Please return the full listing below without altering anything.

--- Start DATASET ---

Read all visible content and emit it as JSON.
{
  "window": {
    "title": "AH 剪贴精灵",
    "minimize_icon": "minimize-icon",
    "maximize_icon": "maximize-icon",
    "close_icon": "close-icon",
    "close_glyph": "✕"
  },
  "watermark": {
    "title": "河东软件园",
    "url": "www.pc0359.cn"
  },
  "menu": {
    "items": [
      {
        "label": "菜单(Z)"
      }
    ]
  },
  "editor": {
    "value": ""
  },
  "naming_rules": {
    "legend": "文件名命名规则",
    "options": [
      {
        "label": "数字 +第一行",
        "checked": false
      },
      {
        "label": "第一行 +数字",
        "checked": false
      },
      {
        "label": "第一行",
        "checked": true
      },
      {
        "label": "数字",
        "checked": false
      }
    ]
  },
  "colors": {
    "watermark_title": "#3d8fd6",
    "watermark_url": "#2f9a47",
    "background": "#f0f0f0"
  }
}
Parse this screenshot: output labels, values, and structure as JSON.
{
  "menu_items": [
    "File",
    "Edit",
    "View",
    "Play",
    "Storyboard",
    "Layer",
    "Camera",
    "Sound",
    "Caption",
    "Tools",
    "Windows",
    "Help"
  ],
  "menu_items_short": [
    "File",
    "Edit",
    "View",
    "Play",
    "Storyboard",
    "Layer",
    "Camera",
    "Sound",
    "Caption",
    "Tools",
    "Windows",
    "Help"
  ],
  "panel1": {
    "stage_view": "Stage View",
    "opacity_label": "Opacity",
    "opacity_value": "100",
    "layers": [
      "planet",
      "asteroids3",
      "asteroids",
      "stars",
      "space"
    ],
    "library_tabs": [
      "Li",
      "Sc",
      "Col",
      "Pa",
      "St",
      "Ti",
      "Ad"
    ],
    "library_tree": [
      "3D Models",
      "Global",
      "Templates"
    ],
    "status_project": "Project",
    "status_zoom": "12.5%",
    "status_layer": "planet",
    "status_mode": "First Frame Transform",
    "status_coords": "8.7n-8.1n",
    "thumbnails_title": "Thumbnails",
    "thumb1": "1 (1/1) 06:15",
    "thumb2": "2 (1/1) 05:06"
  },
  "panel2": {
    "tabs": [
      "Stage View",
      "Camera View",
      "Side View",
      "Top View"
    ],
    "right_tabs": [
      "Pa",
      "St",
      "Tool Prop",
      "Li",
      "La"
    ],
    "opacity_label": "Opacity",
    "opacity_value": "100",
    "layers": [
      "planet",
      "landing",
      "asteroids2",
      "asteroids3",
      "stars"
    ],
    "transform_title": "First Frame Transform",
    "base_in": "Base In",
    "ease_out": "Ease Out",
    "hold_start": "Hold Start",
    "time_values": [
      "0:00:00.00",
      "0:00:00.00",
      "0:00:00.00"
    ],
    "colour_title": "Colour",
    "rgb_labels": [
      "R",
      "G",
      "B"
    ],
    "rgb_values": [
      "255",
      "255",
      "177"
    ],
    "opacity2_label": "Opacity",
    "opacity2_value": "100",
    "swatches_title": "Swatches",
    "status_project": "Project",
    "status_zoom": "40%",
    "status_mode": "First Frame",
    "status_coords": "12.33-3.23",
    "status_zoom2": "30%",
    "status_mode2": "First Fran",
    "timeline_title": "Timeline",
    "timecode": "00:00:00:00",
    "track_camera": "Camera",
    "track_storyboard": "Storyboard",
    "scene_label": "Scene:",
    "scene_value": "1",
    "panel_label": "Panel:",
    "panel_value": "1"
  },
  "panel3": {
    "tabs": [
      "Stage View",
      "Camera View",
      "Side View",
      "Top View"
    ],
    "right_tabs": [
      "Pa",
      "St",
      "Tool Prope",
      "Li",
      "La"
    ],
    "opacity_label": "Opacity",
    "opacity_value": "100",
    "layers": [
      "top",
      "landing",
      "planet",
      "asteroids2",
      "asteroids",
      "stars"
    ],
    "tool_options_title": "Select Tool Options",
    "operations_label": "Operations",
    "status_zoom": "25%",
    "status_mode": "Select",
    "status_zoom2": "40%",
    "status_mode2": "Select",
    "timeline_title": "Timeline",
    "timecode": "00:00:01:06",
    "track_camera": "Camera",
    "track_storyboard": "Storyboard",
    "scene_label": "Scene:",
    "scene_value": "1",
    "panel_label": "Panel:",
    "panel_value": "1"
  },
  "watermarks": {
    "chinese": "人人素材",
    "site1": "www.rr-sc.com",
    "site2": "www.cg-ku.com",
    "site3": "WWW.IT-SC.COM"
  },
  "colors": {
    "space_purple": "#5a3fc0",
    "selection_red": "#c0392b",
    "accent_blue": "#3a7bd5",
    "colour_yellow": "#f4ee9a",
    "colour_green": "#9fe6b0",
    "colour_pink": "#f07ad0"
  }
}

--- End DATASET ---

# COMPLETE ANSWER
Read all visible content and emit it as JSON.
{
  "window": {
    "title": "AH 剪贴精灵",
    "minimize_icon": "minimize-icon",
    "maximize_icon": "maximize-icon",
    "close_icon": "close-icon",
    "close_glyph": "✕"
  },
  "watermark": {
    "title": "河东软件园",
    "url": "www.pc0359.cn"
  },
  "menu": {
    "items": [
      {
        "label": "菜单(Z)"
      }
    ]
  },
  "editor": {
    "value": ""
  },
  "naming_rules": {
    "legend": "文件名命名规则",
    "options": [
      {
        "label": "数字 +第一行",
        "checked": false
      },
      {
        "label": "第一行 +数字",
        "checked": false
      },
      {
        "label": "第一行",
        "checked": true
      },
      {
        "label": "数字",
        "checked": false
      }
    ]
  },
  "colors": {
    "watermark_title": "#3d8fd6",
    "watermark_url": "#2f9a47",
    "background": "#f0f0f0"
  }
}
Parse this screenshot: output labels, values, and structure as JSON.
{
  "menu_items": [
    "File",
    "Edit",
    "View",
    "Play",
    "Storyboard",
    "Layer",
    "Camera",
    "Sound",
    "Caption",
    "Tools",
    "Windows",
    "Help"
  ],
  "menu_items_short": [
    "File",
    "Edit",
    "View",
    "Play",
    "Storyboard",
    "Layer",
    "Camera",
    "Sound",
    "Caption",
    "Tools",
    "Windows",
    "Help"
  ],
  "panel1": {
    "stage_view": "Stage View",
    "opacity_label": "Opacity",
    "opacity_value": "100",
    "layers": [
      "planet",
      "asteroids3",
      "asteroids",
      "stars",
      "space"
    ],
    "library_tabs": [
      "Li",
      "Sc",
      "Col",
      "Pa",
      "St",
      "Ti",
      "Ad"
    ],
    "library_tree": [
      "3D Models",
      "Global",
      "Templates"
    ],
    "status_project": "Project",
    "status_zoom": "12.5%",
    "status_layer": "planet",
    "status_mode": "First Frame Transform",
    "status_coords": "8.7n-8.1n",
    "thumbnails_title": "Thumbnails",
    "thumb1": "1 (1/1) 06:15",
    "thumb2": "2 (1/1) 05:06"
  },
  "panel2": {
    "tabs": [
      "Stage View",
      "Camera View",
      "Side View",
      "Top View"
    ],
    "right_tabs": [
      "Pa",
      "St",
      "Tool Prop",
      "Li",
      "La"
    ],
    "opacity_label": "Opacity",
    "opacity_value": "100",
    "layers": [
      "planet",
      "landing",
      "asteroids2",
      "asteroids3",
      "stars"
    ],
    "transform_title": "First Frame Transform",
    "base_in": "Base In",
    "ease_out": "Ease Out",
    "hold_start": "Hold Start",
    "time_values": [
      "0:00:00.00",
      "0:00:00.00",
      "0:00:00.00"
    ],
    "colour_title": "Colour",
    "rgb_labels": [
      "R",
      "G",
      "B"
    ],
    "rgb_values": [
      "255",
      "255",
      "177"
    ],
    "opacity2_label": "Opacity",
    "opacity2_value": "100",
    "swatches_title": "Swatches",
    "status_project": "Project",
    "status_zoom": "40%",
    "status_mode": "First Frame",
    "status_coords": "12.33-3.23",
    "status_zoom2": "30%",
    "status_mode2": "First Fran",
    "timeline_title": "Timeline",
    "timecode": "00:00:00:00",
    "track_camera": "Camera",
    "track_storyboard": "Storyboard",
    "scene_label": "Scene:",
    "scene_value": "1",
    "panel_label": "Panel:",
    "panel_value": "1"
  },
  "panel3": {
    "tabs": [
      "Stage View",
      "Camera View",
      "Side View",
      "Top View"
    ],
    "right_tabs": [
      "Pa",
      "St",
      "Tool Prope",
      "Li",
      "La"
    ],
    "opacity_label": "Opacity",
    "opacity_value": "100",
    "layers": [
      "top",
      "landing",
      "planet",
      "asteroids2",
      "asteroids",
      "stars"
    ],
    "tool_options_title": "Select Tool Options",
    "operations_label": "Operations",
    "status_zoom": "25%",
    "status_mode": "Select",
    "status_zoom2": "40%",
    "status_mode2": "Select",
    "timeline_title": "Timeline",
    "timecode": "00:00:01:06",
    "track_camera": "Camera",
    "track_storyboard": "Storyboard",
    "scene_label": "Scene:",
    "scene_value": "1",
    "panel_label": "Panel:",
    "panel_value": "1"
  },
  "watermarks": {
    "chinese": "人人素材",
    "site1": "www.rr-sc.com",
    "site2": "www.cg-ku.com",
    "site3": "WWW.IT-SC.COM"
  },
  "colors": {
    "space_purple": "#5a3fc0",
    "selection_red": "#c0392b",
    "accent_blue": "#3a7bd5",
    "colour_yellow": "#f4ee9a",
    "colour_green": "#9fe6b0",
    "colour_pink": "#f07ad0"
  }
}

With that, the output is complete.